▶ AIM OF THE TASK: Look for the string "sticky" and copy every line that has it.

= = = =

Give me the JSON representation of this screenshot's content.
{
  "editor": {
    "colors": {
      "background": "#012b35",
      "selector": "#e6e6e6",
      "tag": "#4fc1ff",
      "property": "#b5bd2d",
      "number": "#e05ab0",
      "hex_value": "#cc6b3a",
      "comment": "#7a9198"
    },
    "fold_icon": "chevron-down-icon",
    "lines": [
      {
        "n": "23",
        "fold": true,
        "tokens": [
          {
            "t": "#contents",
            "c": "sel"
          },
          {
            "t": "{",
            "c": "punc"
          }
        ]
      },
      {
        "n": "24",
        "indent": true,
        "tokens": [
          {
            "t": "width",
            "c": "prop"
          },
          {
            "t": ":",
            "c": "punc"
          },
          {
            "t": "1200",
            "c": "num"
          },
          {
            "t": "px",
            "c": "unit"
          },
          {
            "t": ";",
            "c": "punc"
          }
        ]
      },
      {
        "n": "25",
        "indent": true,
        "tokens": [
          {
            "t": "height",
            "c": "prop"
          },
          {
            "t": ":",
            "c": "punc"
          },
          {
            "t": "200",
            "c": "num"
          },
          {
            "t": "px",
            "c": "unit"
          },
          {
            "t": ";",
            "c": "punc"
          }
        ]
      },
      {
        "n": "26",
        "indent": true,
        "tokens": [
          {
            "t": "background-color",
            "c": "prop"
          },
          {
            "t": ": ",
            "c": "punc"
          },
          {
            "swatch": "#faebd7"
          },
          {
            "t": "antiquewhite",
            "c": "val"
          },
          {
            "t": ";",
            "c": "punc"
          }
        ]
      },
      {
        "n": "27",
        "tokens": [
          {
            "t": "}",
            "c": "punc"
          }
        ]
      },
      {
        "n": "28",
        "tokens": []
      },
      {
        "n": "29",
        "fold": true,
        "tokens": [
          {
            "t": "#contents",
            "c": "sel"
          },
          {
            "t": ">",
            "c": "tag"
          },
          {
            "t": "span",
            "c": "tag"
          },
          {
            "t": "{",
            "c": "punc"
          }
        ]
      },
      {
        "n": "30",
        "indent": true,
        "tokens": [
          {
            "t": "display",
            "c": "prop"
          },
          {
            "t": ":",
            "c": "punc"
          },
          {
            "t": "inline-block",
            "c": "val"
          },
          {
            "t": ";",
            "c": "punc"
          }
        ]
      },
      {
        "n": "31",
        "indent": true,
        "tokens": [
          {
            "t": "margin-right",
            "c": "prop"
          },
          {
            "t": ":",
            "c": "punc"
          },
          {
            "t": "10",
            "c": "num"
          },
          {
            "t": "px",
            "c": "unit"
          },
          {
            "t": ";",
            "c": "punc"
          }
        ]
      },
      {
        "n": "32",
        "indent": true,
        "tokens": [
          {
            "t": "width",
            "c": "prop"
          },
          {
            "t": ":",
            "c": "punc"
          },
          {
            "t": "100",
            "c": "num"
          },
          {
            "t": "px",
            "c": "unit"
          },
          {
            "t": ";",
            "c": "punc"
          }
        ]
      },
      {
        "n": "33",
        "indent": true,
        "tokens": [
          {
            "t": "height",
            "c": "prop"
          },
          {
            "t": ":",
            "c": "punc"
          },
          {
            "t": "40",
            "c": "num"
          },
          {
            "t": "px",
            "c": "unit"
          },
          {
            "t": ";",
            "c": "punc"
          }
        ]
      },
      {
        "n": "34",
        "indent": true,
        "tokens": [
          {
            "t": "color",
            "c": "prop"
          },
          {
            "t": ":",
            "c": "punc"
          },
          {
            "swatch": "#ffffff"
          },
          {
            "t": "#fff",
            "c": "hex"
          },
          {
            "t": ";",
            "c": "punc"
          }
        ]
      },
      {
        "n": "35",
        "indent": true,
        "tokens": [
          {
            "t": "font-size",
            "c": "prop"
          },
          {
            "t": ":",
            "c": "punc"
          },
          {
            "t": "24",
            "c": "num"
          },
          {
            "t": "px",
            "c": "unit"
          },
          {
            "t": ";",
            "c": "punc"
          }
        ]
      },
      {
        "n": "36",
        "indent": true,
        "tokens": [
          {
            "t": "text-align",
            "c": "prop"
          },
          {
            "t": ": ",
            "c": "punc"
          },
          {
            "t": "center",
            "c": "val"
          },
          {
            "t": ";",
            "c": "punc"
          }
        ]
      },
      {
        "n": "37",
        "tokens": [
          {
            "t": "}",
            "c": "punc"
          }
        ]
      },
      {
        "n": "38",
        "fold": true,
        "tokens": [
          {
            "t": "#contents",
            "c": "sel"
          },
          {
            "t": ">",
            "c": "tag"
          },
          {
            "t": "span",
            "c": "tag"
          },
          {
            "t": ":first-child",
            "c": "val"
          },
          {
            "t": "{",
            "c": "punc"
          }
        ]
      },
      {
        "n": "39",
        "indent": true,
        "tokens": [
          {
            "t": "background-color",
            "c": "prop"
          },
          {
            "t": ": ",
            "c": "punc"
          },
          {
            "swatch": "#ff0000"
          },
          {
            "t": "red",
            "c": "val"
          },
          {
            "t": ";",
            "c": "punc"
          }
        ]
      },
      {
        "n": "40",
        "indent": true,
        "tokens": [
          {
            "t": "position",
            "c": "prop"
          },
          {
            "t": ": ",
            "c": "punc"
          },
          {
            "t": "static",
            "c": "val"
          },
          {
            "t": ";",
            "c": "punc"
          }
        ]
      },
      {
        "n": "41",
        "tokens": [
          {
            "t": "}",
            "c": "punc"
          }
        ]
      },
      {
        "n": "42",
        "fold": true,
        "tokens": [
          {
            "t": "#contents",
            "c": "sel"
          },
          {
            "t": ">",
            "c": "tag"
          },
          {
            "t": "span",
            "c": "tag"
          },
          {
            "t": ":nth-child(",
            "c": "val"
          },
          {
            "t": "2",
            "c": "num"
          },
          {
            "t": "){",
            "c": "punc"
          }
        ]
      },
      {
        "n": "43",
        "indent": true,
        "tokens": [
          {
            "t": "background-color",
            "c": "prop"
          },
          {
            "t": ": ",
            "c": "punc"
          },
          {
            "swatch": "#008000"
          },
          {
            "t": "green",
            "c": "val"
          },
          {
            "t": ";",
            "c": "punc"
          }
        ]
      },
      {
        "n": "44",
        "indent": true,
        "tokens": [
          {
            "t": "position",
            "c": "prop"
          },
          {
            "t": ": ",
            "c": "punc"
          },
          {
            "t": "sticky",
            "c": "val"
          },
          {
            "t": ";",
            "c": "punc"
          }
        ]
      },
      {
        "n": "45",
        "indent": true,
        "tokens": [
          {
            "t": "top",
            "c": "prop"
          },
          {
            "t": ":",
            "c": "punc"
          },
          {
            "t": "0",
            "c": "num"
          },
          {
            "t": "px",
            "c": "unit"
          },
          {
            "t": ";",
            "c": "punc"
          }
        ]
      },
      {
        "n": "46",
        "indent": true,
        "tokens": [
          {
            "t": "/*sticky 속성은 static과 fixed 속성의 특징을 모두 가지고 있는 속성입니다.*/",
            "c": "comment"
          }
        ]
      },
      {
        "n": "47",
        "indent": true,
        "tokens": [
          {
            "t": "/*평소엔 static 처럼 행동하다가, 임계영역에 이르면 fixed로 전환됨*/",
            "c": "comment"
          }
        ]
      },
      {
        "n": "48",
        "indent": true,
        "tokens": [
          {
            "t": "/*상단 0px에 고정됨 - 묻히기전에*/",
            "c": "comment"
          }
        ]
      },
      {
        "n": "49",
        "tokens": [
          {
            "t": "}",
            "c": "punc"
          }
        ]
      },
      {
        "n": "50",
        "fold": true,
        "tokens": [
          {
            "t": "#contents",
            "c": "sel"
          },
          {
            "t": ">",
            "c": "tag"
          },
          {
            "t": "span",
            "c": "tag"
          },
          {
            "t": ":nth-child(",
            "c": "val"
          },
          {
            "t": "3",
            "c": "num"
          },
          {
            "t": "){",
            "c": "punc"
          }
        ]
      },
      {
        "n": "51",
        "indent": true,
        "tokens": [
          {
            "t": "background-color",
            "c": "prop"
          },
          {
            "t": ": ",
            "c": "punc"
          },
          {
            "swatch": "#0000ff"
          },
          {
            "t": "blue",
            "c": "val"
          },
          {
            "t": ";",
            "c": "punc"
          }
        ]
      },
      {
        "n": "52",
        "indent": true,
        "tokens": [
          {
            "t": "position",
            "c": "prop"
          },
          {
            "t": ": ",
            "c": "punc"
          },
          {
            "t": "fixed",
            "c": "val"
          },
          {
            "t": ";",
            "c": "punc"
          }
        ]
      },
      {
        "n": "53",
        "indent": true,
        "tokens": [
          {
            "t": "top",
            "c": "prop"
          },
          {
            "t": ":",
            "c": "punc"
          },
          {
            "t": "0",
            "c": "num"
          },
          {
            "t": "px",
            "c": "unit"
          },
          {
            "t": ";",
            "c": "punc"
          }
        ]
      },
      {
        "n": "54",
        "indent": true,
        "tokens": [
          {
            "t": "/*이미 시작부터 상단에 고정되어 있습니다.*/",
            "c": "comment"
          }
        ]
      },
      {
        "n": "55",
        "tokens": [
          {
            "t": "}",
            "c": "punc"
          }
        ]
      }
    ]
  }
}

= = = =

▶ COMPLETE ANSWER:
            "t": "sticky",
            "t": "/*sticky 속성은 static과 fixed 속성의 특징을 모두 가지고 있는 속성입니다.*/",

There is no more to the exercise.